■ Given instruction: Would you extract the whole listing below and retype it exactly?

■ Source data:

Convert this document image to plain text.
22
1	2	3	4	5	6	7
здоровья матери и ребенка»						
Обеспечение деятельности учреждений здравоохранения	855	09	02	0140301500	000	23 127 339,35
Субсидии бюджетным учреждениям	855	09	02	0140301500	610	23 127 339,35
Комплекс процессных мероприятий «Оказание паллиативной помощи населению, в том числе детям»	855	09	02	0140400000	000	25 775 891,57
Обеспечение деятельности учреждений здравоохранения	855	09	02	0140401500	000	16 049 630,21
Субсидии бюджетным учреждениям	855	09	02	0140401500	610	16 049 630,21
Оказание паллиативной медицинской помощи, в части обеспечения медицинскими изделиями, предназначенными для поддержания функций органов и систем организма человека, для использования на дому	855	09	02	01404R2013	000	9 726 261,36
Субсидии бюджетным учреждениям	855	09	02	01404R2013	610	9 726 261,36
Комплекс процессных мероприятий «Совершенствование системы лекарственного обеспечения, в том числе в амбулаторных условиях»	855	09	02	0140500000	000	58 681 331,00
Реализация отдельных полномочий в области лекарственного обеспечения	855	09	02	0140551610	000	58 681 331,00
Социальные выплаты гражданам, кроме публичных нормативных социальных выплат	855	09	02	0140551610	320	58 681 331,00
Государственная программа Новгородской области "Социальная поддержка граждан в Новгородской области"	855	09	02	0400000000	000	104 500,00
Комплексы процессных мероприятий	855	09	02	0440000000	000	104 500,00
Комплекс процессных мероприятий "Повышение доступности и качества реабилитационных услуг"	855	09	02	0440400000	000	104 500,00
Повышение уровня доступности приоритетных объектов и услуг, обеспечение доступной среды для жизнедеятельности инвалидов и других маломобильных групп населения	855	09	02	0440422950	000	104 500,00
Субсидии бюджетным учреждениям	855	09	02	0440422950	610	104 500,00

■ Completed task:
Convert this document image to plain text.
22
1	2	3	4	5	6	7
здоровья матери и ребенка»						
Обеспечение деятельности учреждений здравоохранения	855	09	02	0140301500	000	23 127 339,35
Субсидии бюджетным учреждениям	855	09	02	0140301500	610	23 127 339,35
Комплекс процессных мероприятий «Оказание паллиативной помощи населению, в том числе детям»	855	09	02	0140400000	000	25 775 891,57
Обеспечение деятельности учреждений здравоохранения	855	09	02	0140401500	000	16 049 630,21
Субсидии бюджетным учреждениям	855	09	02	0140401500	610	16 049 630,21
Оказание паллиативной медицинской помощи, в части обеспечения медицинскими изделиями, предназначенными для поддержания функций органов и систем организма человека, для использования на дому	855	09	02	01404R2013	000	9 726 261,36
Субсидии бюджетным учреждениям	855	09	02	01404R2013	610	9 726 261,36
Комплекс процессных мероприятий «Совершенствование системы лекарственного обеспечения, в том числе в амбулаторных условиях»	855	09	02	0140500000	000	58 681 331,00
Реализация отдельных полномочий в области лекарственного обеспечения	855	09	02	0140551610	000	58 681 331,00
Социальные выплаты гражданам, кроме публичных нормативных социальных выплат	855	09	02	0140551610	320	58 681 331,00
Государственная программа Новгородской области "Социальная поддержка граждан в Новгородской области"	855	09	02	0400000000	000	104 500,00
Комплексы процессных мероприятий	855	09	02	0440000000	000	104 500,00
Комплекс процессных мероприятий "Повышение доступности и качества реабилитационных услуг"	855	09	02	0440400000	000	104 500,00
Повышение уровня доступности приоритетных объектов и услуг, обеспечение доступной среды для жизнедеятельности инвалидов и других маломобильных групп населения	855	09	02	0440422950	000	104 500,00
Субсидии бюджетным учреждениям	855	09	02	0440422950	610	104 500,00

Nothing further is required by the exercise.